**Input records:**
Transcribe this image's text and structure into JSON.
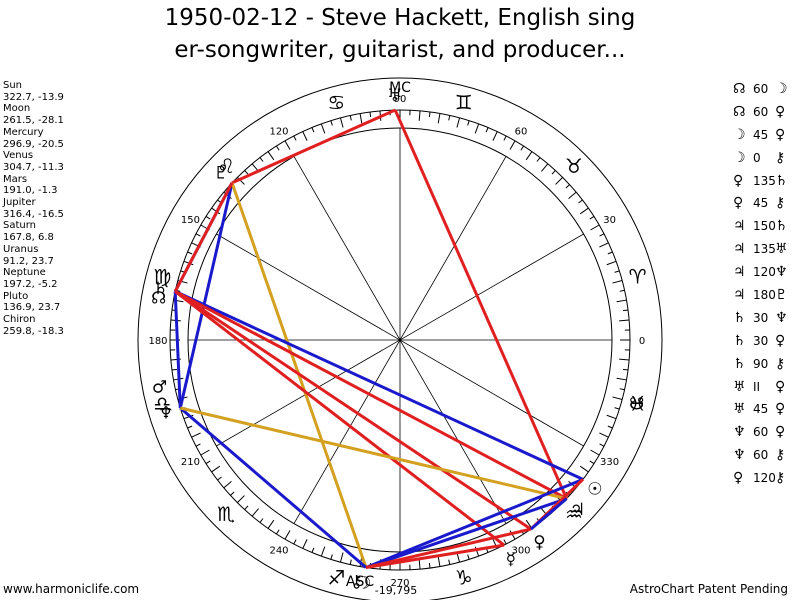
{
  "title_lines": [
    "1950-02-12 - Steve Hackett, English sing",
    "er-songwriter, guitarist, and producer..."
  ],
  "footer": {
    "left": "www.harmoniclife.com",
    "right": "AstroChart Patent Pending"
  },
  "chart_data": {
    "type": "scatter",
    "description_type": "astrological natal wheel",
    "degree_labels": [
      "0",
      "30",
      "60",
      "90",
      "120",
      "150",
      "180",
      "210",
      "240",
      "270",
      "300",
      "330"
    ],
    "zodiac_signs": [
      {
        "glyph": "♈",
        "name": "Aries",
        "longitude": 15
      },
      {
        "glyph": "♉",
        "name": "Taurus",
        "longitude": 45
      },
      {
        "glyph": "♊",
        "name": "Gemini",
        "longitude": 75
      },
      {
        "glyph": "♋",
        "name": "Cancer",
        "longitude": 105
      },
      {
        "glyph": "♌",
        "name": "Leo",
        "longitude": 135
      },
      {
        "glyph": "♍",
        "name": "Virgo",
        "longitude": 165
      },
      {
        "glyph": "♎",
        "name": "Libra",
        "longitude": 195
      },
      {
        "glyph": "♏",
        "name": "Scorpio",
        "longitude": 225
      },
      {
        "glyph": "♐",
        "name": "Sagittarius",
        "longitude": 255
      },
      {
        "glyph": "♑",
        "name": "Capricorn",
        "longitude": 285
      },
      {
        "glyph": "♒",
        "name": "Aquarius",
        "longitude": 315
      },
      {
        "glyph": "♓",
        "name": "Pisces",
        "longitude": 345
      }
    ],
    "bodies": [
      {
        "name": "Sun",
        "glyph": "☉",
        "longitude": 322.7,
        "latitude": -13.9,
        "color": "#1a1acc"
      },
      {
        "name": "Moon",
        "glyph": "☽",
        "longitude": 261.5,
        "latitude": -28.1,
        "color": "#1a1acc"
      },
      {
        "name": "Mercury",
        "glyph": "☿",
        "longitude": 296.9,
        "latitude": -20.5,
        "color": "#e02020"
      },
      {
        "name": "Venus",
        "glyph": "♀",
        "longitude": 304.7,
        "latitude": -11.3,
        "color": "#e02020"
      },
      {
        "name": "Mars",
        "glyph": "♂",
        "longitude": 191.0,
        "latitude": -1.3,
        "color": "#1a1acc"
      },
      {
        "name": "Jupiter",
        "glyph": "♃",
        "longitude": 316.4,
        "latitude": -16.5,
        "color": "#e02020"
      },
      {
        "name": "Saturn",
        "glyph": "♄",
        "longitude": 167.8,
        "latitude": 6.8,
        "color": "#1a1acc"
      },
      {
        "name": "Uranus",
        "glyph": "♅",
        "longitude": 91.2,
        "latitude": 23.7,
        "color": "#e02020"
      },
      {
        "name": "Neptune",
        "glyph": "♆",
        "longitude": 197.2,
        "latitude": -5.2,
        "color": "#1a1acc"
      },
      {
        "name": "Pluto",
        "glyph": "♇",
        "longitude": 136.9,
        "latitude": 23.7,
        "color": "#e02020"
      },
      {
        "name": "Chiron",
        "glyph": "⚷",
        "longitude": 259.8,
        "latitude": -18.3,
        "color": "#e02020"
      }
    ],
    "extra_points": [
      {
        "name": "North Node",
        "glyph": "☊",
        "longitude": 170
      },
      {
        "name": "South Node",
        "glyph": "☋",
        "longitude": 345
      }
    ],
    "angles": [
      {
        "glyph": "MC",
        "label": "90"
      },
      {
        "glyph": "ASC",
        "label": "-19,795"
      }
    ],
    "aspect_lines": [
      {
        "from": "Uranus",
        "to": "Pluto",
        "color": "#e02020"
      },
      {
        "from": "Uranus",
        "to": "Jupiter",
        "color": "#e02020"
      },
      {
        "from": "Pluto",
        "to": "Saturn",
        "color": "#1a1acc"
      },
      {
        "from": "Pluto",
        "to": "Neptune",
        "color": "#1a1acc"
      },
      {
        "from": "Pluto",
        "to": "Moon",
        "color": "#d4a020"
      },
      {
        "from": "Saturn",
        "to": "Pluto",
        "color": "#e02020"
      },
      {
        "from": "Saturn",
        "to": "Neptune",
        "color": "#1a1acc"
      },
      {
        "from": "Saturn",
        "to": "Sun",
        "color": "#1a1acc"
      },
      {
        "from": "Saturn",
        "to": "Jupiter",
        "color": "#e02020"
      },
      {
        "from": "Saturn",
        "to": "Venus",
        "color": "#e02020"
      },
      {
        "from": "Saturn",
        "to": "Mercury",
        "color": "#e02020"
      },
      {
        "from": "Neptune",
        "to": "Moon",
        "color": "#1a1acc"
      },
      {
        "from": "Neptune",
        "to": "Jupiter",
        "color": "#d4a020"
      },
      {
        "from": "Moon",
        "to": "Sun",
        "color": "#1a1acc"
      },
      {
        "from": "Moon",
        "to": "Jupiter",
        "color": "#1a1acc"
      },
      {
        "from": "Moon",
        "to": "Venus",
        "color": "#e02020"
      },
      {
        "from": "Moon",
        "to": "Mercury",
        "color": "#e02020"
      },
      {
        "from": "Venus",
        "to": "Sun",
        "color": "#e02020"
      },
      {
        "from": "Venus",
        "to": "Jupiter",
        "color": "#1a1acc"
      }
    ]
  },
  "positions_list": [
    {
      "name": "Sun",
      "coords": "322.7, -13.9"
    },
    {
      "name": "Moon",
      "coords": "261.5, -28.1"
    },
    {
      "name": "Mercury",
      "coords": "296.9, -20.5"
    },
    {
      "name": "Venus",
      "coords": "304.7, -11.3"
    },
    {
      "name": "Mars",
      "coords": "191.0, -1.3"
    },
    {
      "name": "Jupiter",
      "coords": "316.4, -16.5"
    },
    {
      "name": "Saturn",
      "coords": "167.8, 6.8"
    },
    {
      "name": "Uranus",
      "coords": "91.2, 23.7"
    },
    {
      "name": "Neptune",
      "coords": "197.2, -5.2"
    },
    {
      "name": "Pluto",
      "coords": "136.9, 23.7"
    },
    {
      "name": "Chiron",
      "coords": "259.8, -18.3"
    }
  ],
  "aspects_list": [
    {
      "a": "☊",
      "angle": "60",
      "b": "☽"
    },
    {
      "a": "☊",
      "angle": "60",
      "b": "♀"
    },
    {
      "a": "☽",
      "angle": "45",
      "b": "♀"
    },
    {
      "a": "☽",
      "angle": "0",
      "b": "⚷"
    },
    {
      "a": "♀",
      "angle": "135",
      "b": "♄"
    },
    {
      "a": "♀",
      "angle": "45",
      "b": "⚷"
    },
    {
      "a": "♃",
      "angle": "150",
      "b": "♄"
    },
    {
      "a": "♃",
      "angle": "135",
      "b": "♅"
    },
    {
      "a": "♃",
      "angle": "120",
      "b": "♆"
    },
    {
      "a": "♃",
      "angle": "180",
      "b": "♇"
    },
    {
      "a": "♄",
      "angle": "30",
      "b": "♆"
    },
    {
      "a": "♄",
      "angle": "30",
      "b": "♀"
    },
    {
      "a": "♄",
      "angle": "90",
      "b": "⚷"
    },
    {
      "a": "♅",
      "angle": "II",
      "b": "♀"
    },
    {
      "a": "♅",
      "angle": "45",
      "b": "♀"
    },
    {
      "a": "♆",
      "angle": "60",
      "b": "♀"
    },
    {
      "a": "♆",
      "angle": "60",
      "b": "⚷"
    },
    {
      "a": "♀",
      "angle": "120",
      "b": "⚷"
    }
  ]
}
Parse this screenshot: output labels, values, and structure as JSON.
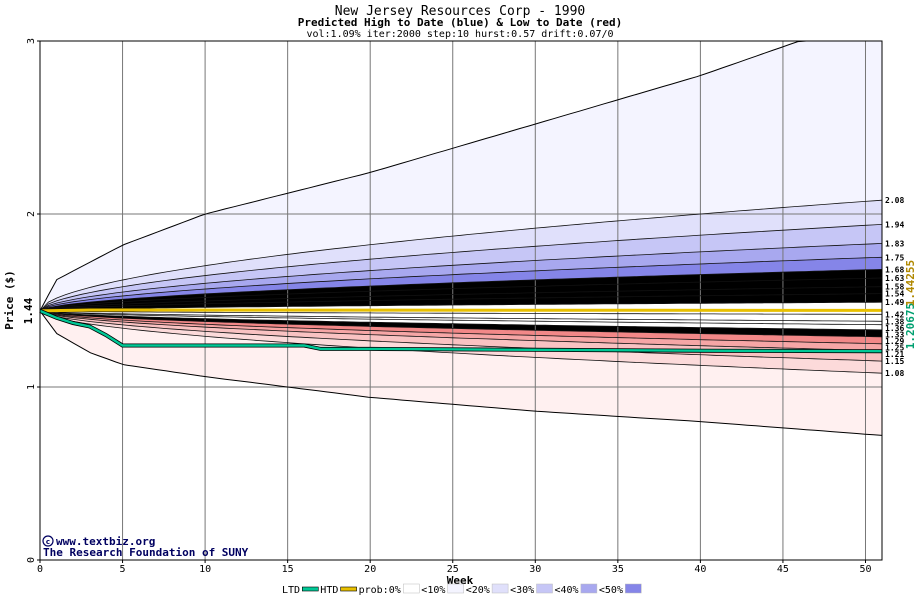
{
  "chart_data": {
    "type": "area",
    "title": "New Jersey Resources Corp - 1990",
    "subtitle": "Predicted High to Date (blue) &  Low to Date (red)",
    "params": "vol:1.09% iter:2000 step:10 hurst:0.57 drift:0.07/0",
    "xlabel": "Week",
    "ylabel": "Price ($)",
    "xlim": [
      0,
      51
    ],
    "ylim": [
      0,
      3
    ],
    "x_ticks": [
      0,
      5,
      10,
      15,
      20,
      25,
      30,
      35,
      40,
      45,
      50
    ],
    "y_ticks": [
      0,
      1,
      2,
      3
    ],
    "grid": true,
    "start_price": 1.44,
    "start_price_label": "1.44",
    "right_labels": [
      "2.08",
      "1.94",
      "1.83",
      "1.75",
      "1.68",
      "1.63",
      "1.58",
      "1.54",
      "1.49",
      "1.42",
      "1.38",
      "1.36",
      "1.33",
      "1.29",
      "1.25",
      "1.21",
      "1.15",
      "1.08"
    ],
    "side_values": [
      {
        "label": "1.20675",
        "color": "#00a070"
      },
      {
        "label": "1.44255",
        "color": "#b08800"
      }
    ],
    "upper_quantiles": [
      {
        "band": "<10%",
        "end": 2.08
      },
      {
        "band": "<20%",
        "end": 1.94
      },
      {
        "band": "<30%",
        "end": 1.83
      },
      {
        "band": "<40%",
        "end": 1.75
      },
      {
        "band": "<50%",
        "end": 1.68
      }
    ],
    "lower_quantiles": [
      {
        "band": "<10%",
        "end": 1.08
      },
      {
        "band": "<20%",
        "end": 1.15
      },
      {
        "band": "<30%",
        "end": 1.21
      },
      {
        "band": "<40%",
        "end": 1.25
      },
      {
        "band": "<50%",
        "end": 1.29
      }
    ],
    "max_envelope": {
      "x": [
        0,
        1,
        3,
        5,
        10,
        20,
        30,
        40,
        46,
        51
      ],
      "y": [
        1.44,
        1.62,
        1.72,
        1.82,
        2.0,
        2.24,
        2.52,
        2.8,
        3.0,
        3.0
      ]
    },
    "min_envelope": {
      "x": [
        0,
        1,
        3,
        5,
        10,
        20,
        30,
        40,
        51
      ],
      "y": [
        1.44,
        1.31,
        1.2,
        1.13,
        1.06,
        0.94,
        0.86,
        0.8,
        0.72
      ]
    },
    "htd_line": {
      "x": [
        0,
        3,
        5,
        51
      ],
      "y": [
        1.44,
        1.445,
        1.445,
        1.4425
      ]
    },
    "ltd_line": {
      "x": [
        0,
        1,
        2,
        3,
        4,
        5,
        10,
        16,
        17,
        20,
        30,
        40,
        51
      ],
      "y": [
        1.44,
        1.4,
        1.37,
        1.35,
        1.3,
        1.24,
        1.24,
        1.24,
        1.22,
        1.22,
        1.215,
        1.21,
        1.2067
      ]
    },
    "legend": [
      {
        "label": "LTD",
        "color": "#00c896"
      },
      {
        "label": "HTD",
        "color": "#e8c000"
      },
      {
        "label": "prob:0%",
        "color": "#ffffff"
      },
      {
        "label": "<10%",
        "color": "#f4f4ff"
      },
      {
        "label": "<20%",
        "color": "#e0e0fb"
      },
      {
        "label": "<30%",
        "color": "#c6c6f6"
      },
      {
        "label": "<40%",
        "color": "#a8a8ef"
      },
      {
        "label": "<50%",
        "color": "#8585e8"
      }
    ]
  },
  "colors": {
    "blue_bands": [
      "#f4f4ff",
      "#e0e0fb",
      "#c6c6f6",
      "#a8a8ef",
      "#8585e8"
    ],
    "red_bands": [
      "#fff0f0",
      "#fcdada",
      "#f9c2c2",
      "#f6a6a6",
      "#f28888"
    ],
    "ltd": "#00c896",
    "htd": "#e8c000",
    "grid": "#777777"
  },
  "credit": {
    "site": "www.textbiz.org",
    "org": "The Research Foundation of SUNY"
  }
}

**Job:** From the material above, gather all lines that include the string "Uranus" and copy them.

**Complete answer:**
        "name": "Uranus",
        "from": "Uranus",
        "from": "Uranus",
      "name": "Uranus",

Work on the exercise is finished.